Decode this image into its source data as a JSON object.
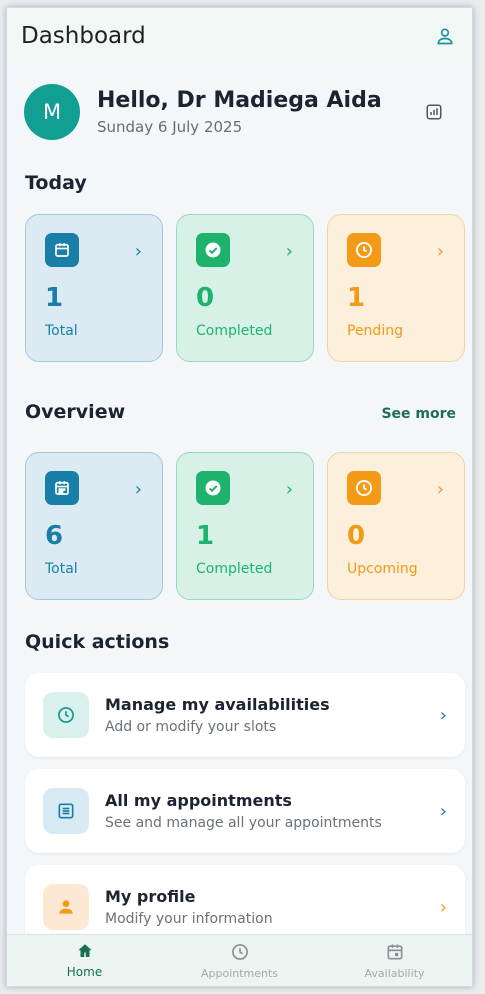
{
  "appbar": {
    "title": "Dashboard",
    "profile_icon": "person-icon"
  },
  "greeting": {
    "avatar_initial": "M",
    "name": "Hello, Dr Madiega Aida",
    "date": "Sunday 6 July 2025",
    "stats_icon": "bar-chart-icon"
  },
  "today": {
    "title": "Today",
    "cards": [
      {
        "value": "1",
        "label": "Total",
        "icon": "calendar-icon",
        "color": "#1a7fa8"
      },
      {
        "value": "0",
        "label": "Completed",
        "icon": "check-circle-icon",
        "color": "#1db36c"
      },
      {
        "value": "1",
        "label": "Pending",
        "icon": "clock-icon",
        "color": "#f39a16"
      }
    ]
  },
  "overview": {
    "title": "Overview",
    "see_more": "See more",
    "cards": [
      {
        "value": "6",
        "label": "Total",
        "icon": "calendar-month-icon",
        "color": "#1a7fa8"
      },
      {
        "value": "1",
        "label": "Completed",
        "icon": "check-circle-icon",
        "color": "#1db36c"
      },
      {
        "value": "0",
        "label": "Upcoming",
        "icon": "clock-icon",
        "color": "#f39a16"
      }
    ]
  },
  "quick_actions": {
    "title": "Quick actions",
    "items": [
      {
        "title": "Manage my availabilities",
        "subtitle": "Add or modify your slots",
        "icon": "clock-icon",
        "color": "#11988f"
      },
      {
        "title": "All my appointments",
        "subtitle": "See and manage all your appointments",
        "icon": "list-icon",
        "color": "#1a7fa8"
      },
      {
        "title": "My profile",
        "subtitle": "Modify your information",
        "icon": "person-icon",
        "color": "#f39a16"
      }
    ]
  },
  "nav": {
    "items": [
      {
        "label": "Home",
        "icon": "home-icon",
        "active": true
      },
      {
        "label": "Appointments",
        "icon": "clock-icon",
        "active": false
      },
      {
        "label": "Availability",
        "icon": "calendar-icon",
        "active": false
      }
    ]
  },
  "colors": {
    "accent": "#119e93",
    "blue": "#1a7fa8",
    "green": "#1db36c",
    "orange": "#f39a16"
  }
}
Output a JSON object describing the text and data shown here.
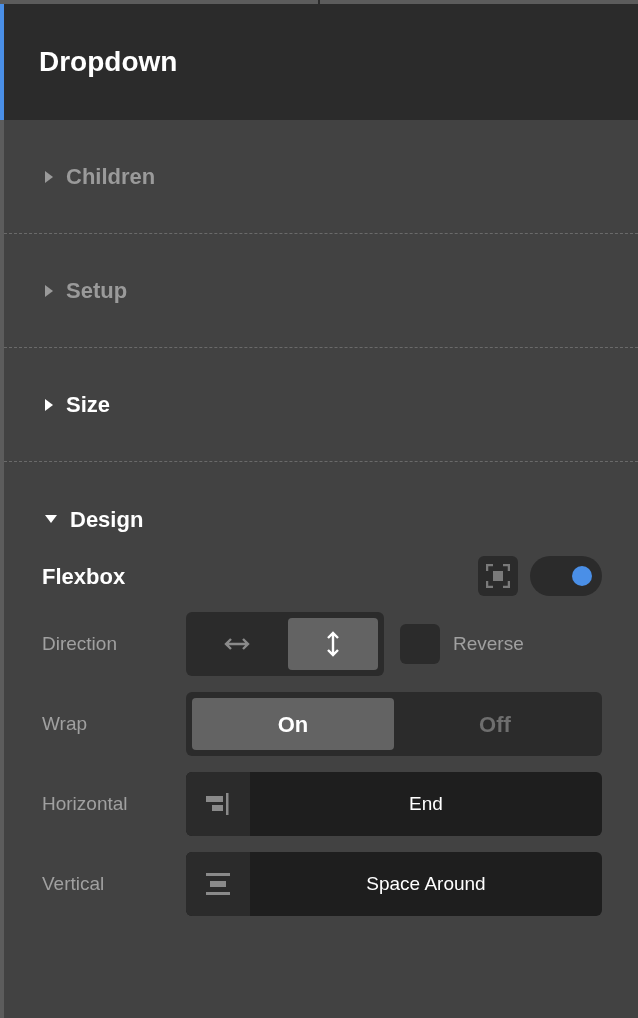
{
  "title": "Dropdown",
  "sections": [
    {
      "label": "Children",
      "expanded": false,
      "dimmed": true
    },
    {
      "label": "Setup",
      "expanded": false,
      "dimmed": true
    },
    {
      "label": "Size",
      "expanded": false,
      "dimmed": false
    },
    {
      "label": "Design",
      "expanded": true,
      "dimmed": false
    }
  ],
  "design": {
    "flexbox": {
      "label": "Flexbox",
      "on": true
    },
    "direction": {
      "label": "Direction",
      "options": [
        {
          "kind": "horizontal",
          "selected": false
        },
        {
          "kind": "vertical",
          "selected": true
        }
      ],
      "reverse": {
        "label": "Reverse",
        "checked": false
      }
    },
    "wrap": {
      "label": "Wrap",
      "options": [
        {
          "label": "On",
          "selected": true
        },
        {
          "label": "Off",
          "selected": false
        }
      ]
    },
    "selects": [
      {
        "label": "Horizontal",
        "kind": "align-end",
        "value": "End"
      },
      {
        "label": "Vertical",
        "kind": "space-around",
        "value": "Space Around"
      }
    ]
  }
}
□ □ □ □
> [EXERCISE DIRECTIONS] Using the material above, set down every line exactly, but skip the pictures.

> [FINISHED EXERCISE]
Decode this image into its source data as a JSON object.
{
  "appbar": {
    "title": "Dashboard",
    "profile_icon": "person-icon"
  },
  "greeting": {
    "avatar_initial": "M",
    "name": "Hello, Dr Madiega Aida",
    "date": "Sunday 6 July 2025",
    "stats_icon": "bar-chart-icon"
  },
  "today": {
    "title": "Today",
    "cards": [
      {
        "value": "1",
        "label": "Total",
        "icon": "calendar-icon",
        "color": "#1a7fa8"
      },
      {
        "value": "0",
        "label": "Completed",
        "icon": "check-circle-icon",
        "color": "#1db36c"
      },
      {
        "value": "1",
        "label": "Pending",
        "icon": "clock-icon",
        "color": "#f39a16"
      }
    ]
  },
  "overview": {
    "title": "Overview",
    "see_more": "See more",
    "cards": [
      {
        "value": "6",
        "label": "Total",
        "icon": "calendar-month-icon",
        "color": "#1a7fa8"
      },
      {
        "value": "1",
        "label": "Completed",
        "icon": "check-circle-icon",
        "color": "#1db36c"
      },
      {
        "value": "0",
        "label": "Upcoming",
        "icon": "clock-icon",
        "color": "#f39a16"
      }
    ]
  },
  "quick_actions": {
    "title": "Quick actions",
    "items": [
      {
        "title": "Manage my availabilities",
        "subtitle": "Add or modify your slots",
        "icon": "clock-icon",
        "color": "#11988f"
      },
      {
        "title": "All my appointments",
        "subtitle": "See and manage all your appointments",
        "icon": "list-icon",
        "color": "#1a7fa8"
      },
      {
        "title": "My profile",
        "subtitle": "Modify your information",
        "icon": "person-icon",
        "color": "#f39a16"
      }
    ]
  },
  "nav": {
    "items": [
      {
        "label": "Home",
        "icon": "home-icon",
        "active": true
      },
      {
        "label": "Appointments",
        "icon": "clock-icon",
        "active": false
      },
      {
        "label": "Availability",
        "icon": "calendar-icon",
        "active": false
      }
    ]
  },
  "colors": {
    "accent": "#119e93",
    "blue": "#1a7fa8",
    "green": "#1db36c",
    "orange": "#f39a16"
  }
}
Output a JSON object describing the text and data shown here.
{
  "title": "Dropdown",
  "sections": [
    {
      "label": "Children",
      "expanded": false,
      "dimmed": true
    },
    {
      "label": "Setup",
      "expanded": false,
      "dimmed": true
    },
    {
      "label": "Size",
      "expanded": false,
      "dimmed": false
    },
    {
      "label": "Design",
      "expanded": true,
      "dimmed": false
    }
  ],
  "design": {
    "flexbox": {
      "label": "Flexbox",
      "on": true
    },
    "direction": {
      "label": "Direction",
      "options": [
        {
          "kind": "horizontal",
          "selected": false
        },
        {
          "kind": "vertical",
          "selected": true
        }
      ],
      "reverse": {
        "label": "Reverse",
        "checked": false
      }
    },
    "wrap": {
      "label": "Wrap",
      "options": [
        {
          "label": "On",
          "selected": true
        },
        {
          "label": "Off",
          "selected": false
        }
      ]
    },
    "selects": [
      {
        "label": "Horizontal",
        "kind": "align-end",
        "value": "End"
      },
      {
        "label": "Vertical",
        "kind": "space-around",
        "value": "Space Around"
      }
    ]
  }
}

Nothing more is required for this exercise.